## WHAT YOU WILL DO
Please count the lines below that contain the word "screenshot", and reply with that number alone.

## EXERCISE INPUTS
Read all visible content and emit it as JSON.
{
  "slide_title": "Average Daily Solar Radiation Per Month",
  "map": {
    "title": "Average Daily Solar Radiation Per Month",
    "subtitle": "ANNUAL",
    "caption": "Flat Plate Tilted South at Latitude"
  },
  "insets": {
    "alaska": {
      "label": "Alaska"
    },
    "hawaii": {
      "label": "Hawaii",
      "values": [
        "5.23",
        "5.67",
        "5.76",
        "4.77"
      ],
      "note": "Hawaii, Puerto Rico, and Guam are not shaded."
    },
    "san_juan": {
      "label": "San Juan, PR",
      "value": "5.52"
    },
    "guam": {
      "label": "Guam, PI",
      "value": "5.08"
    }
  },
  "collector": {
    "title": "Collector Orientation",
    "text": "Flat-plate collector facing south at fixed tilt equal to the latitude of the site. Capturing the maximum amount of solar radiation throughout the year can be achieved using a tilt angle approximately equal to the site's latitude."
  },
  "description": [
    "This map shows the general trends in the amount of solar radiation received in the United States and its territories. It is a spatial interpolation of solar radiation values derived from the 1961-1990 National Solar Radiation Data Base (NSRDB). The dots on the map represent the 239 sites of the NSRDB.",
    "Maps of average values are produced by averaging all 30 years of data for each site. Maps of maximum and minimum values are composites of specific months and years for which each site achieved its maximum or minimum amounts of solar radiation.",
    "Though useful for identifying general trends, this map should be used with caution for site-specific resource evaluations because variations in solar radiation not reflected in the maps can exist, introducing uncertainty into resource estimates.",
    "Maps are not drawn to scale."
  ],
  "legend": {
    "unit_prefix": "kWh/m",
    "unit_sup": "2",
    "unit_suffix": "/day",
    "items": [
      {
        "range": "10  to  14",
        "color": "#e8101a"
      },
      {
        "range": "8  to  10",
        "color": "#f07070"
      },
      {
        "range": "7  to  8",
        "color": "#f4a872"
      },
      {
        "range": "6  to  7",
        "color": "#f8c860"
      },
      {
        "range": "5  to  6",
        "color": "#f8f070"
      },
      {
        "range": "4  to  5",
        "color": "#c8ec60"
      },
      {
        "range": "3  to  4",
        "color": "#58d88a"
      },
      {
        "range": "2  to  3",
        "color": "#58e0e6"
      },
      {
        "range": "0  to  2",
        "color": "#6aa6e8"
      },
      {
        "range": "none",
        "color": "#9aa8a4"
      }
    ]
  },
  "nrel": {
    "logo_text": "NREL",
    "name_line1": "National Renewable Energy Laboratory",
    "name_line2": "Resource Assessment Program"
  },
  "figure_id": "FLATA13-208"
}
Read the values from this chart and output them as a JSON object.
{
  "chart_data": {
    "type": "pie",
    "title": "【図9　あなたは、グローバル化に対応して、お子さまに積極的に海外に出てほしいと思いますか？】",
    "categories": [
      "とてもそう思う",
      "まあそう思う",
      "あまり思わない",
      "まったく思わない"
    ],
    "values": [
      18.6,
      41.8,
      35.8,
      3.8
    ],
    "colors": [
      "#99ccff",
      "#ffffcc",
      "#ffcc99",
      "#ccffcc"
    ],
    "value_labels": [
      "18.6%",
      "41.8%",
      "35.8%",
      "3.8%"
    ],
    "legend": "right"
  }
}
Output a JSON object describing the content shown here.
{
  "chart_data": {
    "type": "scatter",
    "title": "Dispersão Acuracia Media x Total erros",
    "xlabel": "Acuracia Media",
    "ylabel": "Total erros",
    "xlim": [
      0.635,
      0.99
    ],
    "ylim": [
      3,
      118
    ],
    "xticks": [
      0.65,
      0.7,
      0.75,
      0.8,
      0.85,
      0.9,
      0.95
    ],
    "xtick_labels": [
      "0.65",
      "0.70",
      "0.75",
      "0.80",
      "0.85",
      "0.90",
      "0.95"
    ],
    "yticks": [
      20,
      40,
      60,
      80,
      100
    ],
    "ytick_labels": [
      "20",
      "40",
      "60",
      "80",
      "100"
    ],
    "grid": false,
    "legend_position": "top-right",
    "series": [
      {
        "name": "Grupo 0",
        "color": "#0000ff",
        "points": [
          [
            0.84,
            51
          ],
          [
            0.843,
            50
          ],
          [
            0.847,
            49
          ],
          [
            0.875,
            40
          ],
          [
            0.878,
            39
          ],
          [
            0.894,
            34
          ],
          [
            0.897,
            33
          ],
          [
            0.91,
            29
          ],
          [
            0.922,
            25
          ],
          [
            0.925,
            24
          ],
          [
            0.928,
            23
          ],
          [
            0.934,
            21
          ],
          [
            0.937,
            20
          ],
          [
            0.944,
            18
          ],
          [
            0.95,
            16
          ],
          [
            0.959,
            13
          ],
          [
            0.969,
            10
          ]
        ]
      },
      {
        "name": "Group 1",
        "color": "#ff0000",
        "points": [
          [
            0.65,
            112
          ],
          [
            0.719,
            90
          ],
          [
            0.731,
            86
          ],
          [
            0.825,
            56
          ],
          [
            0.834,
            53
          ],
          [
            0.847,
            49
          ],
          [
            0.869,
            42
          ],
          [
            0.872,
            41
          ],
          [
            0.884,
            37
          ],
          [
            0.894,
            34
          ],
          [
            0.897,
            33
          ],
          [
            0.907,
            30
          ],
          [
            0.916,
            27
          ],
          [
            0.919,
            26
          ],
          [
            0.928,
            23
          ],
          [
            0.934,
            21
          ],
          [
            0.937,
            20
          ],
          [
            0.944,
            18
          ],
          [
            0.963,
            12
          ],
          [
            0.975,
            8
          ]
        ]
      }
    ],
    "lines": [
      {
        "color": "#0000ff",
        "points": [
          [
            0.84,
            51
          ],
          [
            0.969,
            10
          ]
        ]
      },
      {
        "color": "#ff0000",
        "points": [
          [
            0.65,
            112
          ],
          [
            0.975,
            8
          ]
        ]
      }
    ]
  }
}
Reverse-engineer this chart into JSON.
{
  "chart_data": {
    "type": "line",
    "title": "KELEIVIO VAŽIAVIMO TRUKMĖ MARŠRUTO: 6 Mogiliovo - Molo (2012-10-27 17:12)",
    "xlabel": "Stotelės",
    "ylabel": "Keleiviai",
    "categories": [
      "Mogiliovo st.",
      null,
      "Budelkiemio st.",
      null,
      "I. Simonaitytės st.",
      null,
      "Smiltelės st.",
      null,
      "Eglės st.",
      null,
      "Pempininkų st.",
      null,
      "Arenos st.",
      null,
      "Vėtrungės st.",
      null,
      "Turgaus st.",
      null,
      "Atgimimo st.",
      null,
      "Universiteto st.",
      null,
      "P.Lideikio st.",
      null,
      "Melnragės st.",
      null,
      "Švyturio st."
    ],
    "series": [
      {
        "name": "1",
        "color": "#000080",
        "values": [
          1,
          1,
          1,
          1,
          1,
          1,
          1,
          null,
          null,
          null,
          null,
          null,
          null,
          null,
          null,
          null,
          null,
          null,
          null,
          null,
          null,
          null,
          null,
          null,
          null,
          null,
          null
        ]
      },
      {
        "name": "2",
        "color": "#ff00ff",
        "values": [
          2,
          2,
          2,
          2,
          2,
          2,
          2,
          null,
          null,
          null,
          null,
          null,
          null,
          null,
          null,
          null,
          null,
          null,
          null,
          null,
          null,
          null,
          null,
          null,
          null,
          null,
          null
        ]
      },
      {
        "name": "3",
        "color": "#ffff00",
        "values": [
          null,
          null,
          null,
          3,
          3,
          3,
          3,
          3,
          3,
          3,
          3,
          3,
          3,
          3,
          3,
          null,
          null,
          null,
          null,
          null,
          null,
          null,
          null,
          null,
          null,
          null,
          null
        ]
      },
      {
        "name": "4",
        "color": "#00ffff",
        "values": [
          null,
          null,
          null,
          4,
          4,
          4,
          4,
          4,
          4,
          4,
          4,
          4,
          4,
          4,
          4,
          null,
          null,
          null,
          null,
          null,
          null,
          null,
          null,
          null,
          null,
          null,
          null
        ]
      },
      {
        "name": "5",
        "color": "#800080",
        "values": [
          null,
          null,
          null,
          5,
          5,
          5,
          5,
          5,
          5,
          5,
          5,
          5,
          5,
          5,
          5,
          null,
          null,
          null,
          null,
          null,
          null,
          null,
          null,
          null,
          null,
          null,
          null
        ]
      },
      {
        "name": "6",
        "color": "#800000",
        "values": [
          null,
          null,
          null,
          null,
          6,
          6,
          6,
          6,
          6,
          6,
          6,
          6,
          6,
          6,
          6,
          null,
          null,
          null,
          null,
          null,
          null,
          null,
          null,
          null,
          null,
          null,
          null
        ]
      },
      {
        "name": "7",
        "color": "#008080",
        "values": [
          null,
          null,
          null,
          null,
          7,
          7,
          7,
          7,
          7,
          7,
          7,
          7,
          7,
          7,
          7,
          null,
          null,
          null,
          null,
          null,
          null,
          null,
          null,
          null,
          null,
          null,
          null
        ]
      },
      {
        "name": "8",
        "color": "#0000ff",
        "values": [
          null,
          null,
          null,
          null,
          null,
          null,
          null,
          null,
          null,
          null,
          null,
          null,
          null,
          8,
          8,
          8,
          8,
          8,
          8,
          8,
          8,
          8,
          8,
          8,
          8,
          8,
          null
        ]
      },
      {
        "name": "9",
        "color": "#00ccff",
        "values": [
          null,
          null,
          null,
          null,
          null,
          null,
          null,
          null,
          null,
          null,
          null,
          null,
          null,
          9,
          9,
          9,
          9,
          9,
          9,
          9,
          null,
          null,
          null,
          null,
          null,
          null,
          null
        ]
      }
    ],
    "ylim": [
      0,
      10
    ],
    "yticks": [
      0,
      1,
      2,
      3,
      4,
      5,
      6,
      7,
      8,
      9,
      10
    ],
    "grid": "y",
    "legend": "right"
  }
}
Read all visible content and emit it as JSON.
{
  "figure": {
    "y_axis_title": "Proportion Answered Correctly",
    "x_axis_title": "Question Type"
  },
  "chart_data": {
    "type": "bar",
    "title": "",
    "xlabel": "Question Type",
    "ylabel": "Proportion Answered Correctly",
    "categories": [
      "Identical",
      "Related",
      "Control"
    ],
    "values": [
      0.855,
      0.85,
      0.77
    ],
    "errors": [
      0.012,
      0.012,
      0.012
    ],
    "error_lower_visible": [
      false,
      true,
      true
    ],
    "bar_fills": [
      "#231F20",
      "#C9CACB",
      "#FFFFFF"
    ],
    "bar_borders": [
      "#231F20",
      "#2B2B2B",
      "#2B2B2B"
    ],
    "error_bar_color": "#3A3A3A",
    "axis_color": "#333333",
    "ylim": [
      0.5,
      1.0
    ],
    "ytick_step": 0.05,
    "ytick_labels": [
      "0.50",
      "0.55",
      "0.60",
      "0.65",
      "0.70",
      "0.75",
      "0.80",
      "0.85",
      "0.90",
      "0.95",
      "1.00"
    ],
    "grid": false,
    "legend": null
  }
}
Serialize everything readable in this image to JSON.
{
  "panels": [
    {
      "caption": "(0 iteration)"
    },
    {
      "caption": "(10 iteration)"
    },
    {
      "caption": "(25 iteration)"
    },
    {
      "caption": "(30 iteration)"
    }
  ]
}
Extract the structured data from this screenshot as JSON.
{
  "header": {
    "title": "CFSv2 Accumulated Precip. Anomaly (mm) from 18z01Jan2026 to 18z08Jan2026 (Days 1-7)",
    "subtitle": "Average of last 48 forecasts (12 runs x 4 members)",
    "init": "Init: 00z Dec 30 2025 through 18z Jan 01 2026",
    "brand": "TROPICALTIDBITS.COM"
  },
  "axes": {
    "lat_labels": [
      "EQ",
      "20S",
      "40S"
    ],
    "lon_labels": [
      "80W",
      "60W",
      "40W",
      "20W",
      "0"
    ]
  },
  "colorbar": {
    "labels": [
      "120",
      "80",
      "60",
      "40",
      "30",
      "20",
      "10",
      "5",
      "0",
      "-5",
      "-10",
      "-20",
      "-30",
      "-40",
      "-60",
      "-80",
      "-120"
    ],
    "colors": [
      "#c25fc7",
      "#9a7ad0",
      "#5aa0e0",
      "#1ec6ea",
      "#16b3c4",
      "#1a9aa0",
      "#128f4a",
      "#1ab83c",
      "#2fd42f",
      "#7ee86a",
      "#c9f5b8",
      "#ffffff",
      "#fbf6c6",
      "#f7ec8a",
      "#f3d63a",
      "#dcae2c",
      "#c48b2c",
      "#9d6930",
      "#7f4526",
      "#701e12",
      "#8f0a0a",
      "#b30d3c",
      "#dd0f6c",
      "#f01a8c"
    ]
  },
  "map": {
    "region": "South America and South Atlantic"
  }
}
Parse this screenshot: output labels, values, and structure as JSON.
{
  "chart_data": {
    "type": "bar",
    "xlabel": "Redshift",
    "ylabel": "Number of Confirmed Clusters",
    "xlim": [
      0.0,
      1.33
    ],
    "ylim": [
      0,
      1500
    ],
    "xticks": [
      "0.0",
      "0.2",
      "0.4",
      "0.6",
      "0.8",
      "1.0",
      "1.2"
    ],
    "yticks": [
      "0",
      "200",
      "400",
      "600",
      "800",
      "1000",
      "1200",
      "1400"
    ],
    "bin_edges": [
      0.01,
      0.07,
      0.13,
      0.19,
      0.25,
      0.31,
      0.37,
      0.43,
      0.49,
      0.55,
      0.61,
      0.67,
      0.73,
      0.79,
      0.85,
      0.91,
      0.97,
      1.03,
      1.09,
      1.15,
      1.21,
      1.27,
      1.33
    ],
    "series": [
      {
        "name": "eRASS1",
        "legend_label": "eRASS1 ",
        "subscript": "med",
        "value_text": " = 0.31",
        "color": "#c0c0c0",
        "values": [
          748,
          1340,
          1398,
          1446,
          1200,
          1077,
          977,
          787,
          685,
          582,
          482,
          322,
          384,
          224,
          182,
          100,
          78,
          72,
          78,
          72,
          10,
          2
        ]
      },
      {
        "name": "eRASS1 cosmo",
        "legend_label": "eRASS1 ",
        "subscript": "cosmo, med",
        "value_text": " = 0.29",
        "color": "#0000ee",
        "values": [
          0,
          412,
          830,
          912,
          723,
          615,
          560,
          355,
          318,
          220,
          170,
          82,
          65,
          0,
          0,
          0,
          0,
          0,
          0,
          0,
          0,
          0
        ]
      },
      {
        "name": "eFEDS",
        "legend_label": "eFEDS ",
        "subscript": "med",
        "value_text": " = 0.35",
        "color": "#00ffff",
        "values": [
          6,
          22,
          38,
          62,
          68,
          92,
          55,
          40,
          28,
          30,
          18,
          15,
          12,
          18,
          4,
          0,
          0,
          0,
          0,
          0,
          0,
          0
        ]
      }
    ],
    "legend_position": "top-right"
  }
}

## SOLUTION BELOW
2